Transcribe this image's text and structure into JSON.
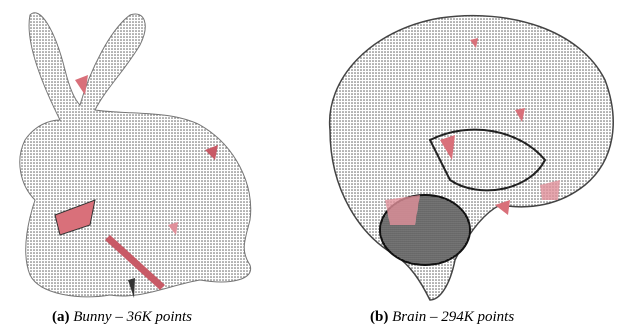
{
  "subfigures": [
    {
      "label": "(a)",
      "caption": "Bunny – 36K points"
    },
    {
      "label": "(b)",
      "caption": "Brain – 294K points"
    }
  ]
}
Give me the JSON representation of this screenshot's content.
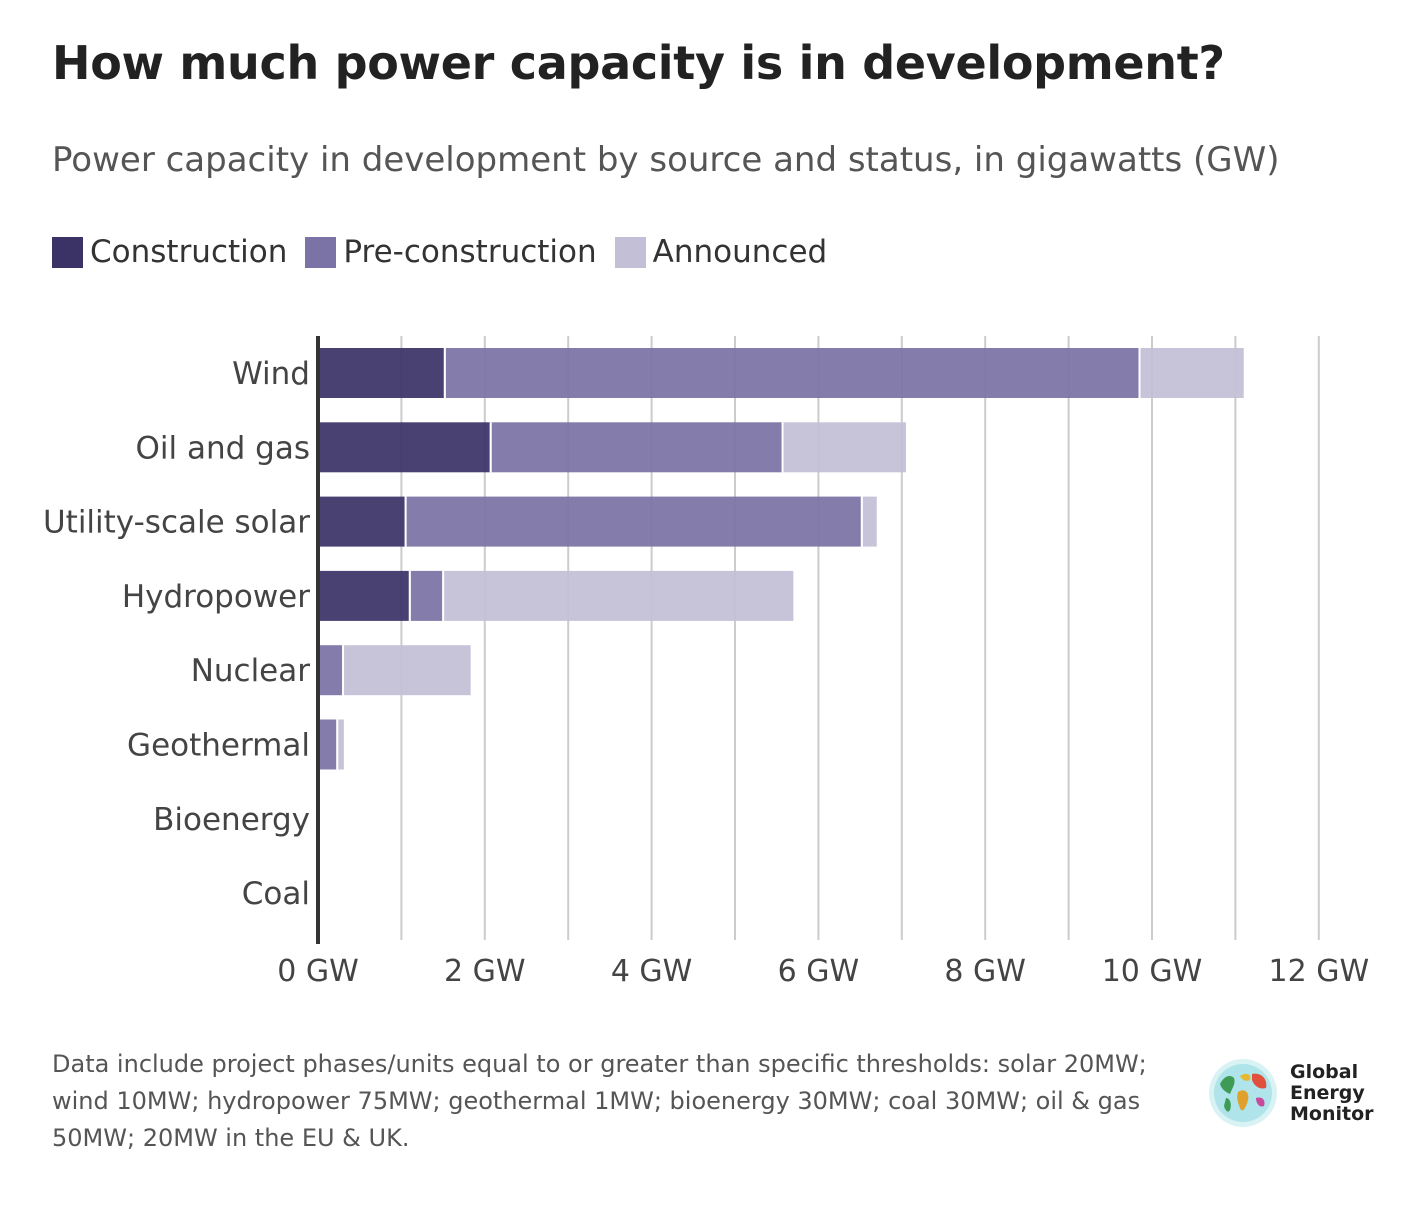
{
  "title": "How much power capacity is in development?",
  "subtitle": "Power capacity in development by source and status, in gigawatts (GW)",
  "footnote": "Data include project phases/units equal to or greater than specific thresholds: solar 20MW; wind 10MW; hydropower 75MW; geothermal 1MW; bioenergy 30MW; coal 30MW; oil & gas 50MW; 20MW in the EU & UK.",
  "logo": {
    "line1": "Global",
    "line2": "Energy",
    "line3": "Monitor",
    "icon": "globe-icon"
  },
  "colors": {
    "construction": "#3b3366",
    "pre_construction": "#7b72a5",
    "announced": "#c3bfd7",
    "grid": "#cccccc",
    "axis": "#333333"
  },
  "chart_data": {
    "type": "bar",
    "orientation": "horizontal",
    "stacked": true,
    "title": "How much power capacity is in development?",
    "subtitle": "Power capacity in development by source and status, in gigawatts (GW)",
    "categories": [
      "Wind",
      "Oil and gas",
      "Utility-scale solar",
      "Hydropower",
      "Nuclear",
      "Geothermal",
      "Bioenergy",
      "Coal"
    ],
    "series": [
      {
        "name": "Construction",
        "color": "#3b3366",
        "values": [
          1.52,
          2.07,
          1.05,
          1.1,
          0,
          0,
          0,
          0
        ]
      },
      {
        "name": "Pre-construction",
        "color": "#7b72a5",
        "values": [
          8.33,
          3.5,
          5.47,
          0.4,
          0.3,
          0.23,
          0,
          0
        ]
      },
      {
        "name": "Announced",
        "color": "#c3bfd7",
        "values": [
          1.25,
          1.48,
          0.18,
          4.2,
          1.53,
          0.08,
          0,
          0
        ]
      }
    ],
    "xlim": [
      0,
      12
    ],
    "xticks": [
      0,
      2,
      4,
      6,
      8,
      10,
      12
    ],
    "xtick_labels": [
      "0 GW",
      "2 GW",
      "4 GW",
      "6 GW",
      "8 GW",
      "10 GW",
      "12 GW"
    ],
    "grid": true,
    "legend": "top-left"
  }
}
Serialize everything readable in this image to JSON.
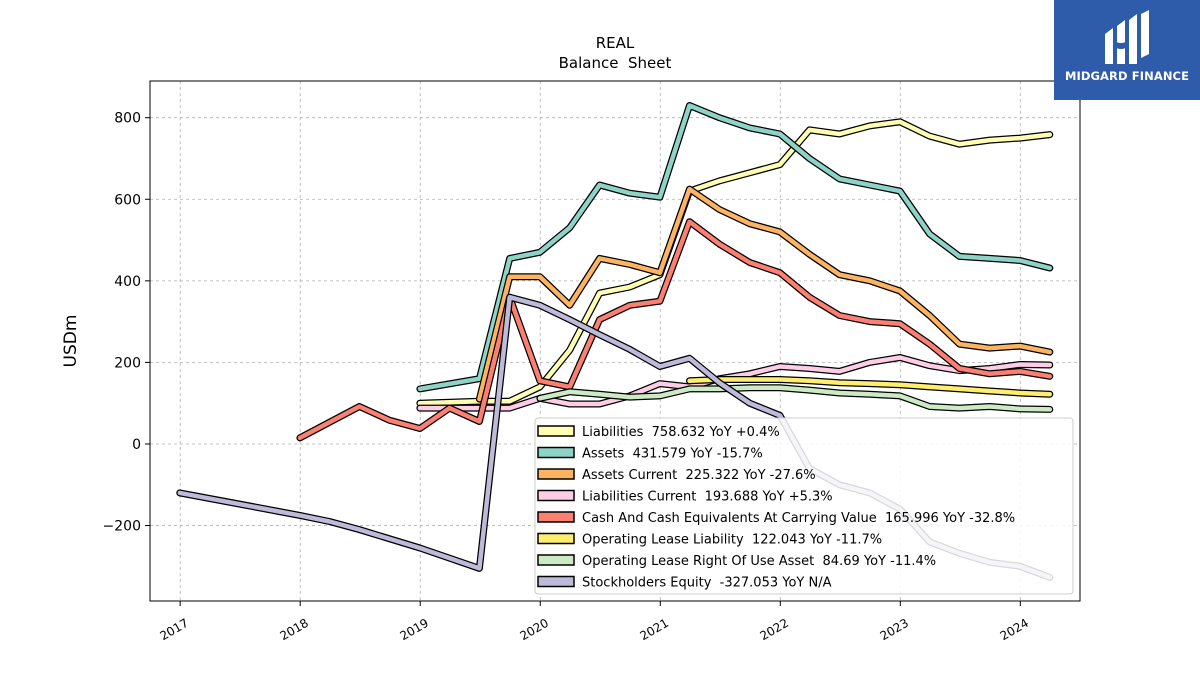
--------------------------------------------------
Give the count of lines holding the word "name" and nothing more.

3